▶ **TASK A**
Using the OculoStaple article, say whether each statement below agrees with it. Answer yes or no and quote the deciding words.
(i) OculoStaple took first place in the 2015 InVenture Prize.
(ii) The OculoStaple surgical clamp is six inches long.
(iii) Excess muscle causes the drooping of the eyelid.
▶ **TASK B**
Answer these questions from the OculoStaple article:
(i) What do all three team members major in at Georgia Tech?
(ii) What did the project win at the fall 2014 Capstone Design Expo?
(iii) Which common task becomes more difficult and unsafe because of drooping eyelids?

▶ **PROVIDED TEXT**

---*---

ACTSI-supported OculoStaple Wins Again

Team members Drew Padilla, Mohamad Ali Najia, and Jackie Borinski

Atlanta Clinical & Translational Science Institute (ACTSI)-supported team, OculoStaple wins second place in the 2015 InVenture Prize at Georgia Tech. Team members Jackie Borinski, Mohamad Ali Najia, and Drew Padilla, all biomedical engineering majors at Georgia Tech, designed the six-inch OculoStaple surgical clamp for the correction of droopy eyelids. The project also won the top prize at the fall 2014 Capstone Design Expo, in which ACTSI’s Research Technologies funding supported for supplies and other materials needed to develop a prototype. 
Drooping eyelids, a condition especially prevalent in the elderly, is a functional issue that limits and blurs one’s field of view, making common tasks more difficult and unsafe, like driving. Usually during surgery, the physician must suture the inner eyelid and then free-hand cut away the excess muscle that causes the drooping. Problems with this arise because of the probability of error, in which many times they cut off too much, resulting in both functional and cosmetic problems with a shorter lid. Current procedures are also slow and pose much risk to the patient, possessing also the highest post-operative rates of any surgery in the United States.

---*---

(Structured page parsing data)
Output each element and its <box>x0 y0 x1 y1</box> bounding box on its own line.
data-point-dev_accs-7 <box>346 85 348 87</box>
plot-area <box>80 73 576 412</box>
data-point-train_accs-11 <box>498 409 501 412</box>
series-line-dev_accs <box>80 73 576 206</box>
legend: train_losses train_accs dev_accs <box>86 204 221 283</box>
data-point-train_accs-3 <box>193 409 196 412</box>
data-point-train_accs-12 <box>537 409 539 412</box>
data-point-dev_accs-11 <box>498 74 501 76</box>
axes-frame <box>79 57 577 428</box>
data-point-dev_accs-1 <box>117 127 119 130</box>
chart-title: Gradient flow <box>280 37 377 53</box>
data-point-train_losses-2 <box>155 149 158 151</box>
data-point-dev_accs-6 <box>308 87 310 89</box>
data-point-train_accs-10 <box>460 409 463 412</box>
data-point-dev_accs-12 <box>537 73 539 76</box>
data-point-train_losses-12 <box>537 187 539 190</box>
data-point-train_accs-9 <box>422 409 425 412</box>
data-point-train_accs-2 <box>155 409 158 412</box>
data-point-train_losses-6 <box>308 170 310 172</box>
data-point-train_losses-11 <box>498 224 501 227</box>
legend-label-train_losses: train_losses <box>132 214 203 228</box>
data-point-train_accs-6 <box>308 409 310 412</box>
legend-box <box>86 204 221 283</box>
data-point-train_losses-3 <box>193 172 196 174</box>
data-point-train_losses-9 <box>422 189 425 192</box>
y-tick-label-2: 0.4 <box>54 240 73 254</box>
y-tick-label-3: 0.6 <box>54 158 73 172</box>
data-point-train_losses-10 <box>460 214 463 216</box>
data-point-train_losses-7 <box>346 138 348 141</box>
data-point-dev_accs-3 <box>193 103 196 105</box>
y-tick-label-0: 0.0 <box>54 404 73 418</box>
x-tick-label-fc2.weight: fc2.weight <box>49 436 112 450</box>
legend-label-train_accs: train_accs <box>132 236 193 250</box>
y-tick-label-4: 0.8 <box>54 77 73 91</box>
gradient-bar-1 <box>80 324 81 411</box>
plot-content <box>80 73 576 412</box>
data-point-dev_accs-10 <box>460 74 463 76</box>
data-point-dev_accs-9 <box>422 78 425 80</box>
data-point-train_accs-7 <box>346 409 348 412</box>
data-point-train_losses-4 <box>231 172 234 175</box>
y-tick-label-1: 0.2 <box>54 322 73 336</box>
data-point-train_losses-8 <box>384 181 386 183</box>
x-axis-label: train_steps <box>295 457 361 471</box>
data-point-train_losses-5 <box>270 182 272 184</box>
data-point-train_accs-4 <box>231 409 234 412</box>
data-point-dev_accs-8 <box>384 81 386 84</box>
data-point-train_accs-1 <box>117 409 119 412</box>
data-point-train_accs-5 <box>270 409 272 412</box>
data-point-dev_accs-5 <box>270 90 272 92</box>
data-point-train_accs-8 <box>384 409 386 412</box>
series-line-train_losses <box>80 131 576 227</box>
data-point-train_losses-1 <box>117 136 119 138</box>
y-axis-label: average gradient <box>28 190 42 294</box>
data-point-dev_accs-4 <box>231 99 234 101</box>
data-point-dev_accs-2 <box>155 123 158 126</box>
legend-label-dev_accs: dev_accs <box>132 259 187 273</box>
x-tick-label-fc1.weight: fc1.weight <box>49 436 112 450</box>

---*---

▶ **REPLY A**
(i) No: "wins second place in the 2015 InVenture Prize at Georgia Tech"
(ii) Yes: "designed the six-inch OculoStaple surgical clamp"
(iii) Yes: "cut away the excess muscle that causes the drooping"

▶ **REPLY B**
(i) Biomedical engineering
(ii) The top prize
(iii) Driving